**Task directions**: From the records, pick out and copy each line containing "Находим".

[Data to process start]

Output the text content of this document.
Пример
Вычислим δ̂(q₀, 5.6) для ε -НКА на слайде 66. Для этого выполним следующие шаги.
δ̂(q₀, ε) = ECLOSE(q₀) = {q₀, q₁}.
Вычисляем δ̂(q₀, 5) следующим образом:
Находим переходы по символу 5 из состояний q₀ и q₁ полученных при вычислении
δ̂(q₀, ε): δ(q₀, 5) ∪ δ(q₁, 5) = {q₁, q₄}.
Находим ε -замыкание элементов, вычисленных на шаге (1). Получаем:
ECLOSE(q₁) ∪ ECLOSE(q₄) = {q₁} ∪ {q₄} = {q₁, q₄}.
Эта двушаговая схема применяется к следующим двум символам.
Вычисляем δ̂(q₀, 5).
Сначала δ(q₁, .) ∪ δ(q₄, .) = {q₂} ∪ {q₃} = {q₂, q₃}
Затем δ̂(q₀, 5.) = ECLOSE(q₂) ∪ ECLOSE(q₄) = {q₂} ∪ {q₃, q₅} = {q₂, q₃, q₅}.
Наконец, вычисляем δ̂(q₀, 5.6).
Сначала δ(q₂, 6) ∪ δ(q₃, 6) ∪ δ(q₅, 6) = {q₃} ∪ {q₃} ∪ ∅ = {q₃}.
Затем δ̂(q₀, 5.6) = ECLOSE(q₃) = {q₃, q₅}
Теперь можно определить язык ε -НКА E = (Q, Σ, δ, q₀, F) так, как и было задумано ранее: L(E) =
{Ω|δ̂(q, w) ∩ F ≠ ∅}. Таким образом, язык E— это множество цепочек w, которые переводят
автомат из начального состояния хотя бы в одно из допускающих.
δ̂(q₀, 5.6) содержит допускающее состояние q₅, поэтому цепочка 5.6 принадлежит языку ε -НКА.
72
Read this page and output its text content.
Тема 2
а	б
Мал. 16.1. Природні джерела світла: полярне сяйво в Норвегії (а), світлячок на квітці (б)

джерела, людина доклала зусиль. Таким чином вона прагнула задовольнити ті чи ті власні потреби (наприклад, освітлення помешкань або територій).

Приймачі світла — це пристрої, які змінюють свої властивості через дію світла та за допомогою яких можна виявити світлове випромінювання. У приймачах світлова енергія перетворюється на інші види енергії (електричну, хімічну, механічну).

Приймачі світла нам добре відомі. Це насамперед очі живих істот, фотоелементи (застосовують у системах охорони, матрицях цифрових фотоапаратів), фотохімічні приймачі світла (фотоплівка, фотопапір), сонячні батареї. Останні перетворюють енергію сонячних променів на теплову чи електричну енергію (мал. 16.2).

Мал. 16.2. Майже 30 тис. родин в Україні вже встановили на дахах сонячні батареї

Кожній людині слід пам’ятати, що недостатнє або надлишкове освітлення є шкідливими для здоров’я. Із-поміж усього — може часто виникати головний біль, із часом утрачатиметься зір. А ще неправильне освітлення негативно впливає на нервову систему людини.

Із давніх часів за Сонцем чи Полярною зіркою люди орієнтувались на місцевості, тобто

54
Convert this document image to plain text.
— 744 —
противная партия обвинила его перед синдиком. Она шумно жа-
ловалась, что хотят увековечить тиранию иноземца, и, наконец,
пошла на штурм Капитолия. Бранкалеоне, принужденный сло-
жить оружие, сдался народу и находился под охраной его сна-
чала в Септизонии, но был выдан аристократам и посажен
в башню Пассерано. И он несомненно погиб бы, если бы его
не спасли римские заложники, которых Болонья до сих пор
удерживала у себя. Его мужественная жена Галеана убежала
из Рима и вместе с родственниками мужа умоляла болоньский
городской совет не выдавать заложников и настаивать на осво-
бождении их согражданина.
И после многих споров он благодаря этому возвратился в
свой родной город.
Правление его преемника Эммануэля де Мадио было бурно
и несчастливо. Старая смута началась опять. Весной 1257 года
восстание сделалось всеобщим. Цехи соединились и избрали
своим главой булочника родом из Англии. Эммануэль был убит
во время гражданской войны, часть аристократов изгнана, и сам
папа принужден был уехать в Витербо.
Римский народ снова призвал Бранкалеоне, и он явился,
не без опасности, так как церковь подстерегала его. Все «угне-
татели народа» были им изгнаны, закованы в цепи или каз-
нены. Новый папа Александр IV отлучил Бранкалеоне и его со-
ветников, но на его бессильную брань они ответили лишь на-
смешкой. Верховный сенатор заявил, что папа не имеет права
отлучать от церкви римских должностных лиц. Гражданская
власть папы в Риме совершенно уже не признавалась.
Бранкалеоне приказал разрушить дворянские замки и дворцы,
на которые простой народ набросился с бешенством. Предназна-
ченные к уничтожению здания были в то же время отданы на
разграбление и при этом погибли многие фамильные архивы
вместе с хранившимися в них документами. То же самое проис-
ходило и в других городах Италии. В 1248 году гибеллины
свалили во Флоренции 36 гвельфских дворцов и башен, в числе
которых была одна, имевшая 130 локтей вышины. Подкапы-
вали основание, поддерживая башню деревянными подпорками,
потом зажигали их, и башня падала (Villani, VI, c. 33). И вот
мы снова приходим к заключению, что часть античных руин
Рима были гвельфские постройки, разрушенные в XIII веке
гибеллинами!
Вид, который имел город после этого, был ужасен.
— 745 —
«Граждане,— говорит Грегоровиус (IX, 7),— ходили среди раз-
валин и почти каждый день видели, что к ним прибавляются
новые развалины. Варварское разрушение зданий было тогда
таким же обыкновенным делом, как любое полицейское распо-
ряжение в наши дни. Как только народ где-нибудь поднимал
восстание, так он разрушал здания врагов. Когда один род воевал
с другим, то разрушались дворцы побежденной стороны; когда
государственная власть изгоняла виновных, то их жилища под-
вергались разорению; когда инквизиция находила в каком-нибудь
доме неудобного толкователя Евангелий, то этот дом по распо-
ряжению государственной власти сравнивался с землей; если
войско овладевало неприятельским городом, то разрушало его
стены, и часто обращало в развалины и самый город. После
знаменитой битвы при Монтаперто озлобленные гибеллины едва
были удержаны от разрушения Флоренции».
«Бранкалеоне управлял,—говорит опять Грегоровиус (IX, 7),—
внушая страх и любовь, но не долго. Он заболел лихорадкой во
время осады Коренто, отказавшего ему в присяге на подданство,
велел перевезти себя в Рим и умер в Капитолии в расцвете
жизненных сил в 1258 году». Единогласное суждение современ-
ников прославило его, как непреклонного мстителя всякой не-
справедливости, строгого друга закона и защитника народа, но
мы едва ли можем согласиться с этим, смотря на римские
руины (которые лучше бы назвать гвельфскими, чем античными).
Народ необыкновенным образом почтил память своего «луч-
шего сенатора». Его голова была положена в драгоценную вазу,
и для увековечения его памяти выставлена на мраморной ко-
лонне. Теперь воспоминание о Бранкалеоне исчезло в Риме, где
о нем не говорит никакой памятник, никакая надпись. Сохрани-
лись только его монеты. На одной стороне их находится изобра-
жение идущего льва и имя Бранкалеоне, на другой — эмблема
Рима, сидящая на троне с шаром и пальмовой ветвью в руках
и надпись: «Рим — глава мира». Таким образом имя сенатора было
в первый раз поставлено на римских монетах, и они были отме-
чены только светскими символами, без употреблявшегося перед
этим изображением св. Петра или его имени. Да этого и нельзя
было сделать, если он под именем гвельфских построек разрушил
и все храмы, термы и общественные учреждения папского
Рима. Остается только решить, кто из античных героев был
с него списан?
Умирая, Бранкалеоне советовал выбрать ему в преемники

[Data to process end]

**Exercise answer**:
Находим переходы по символу 5 из состояний q₀ и q₁ полученных при вычислении
Находим ε -замыкание элементов, вычисленных на шаге (1). Получаем:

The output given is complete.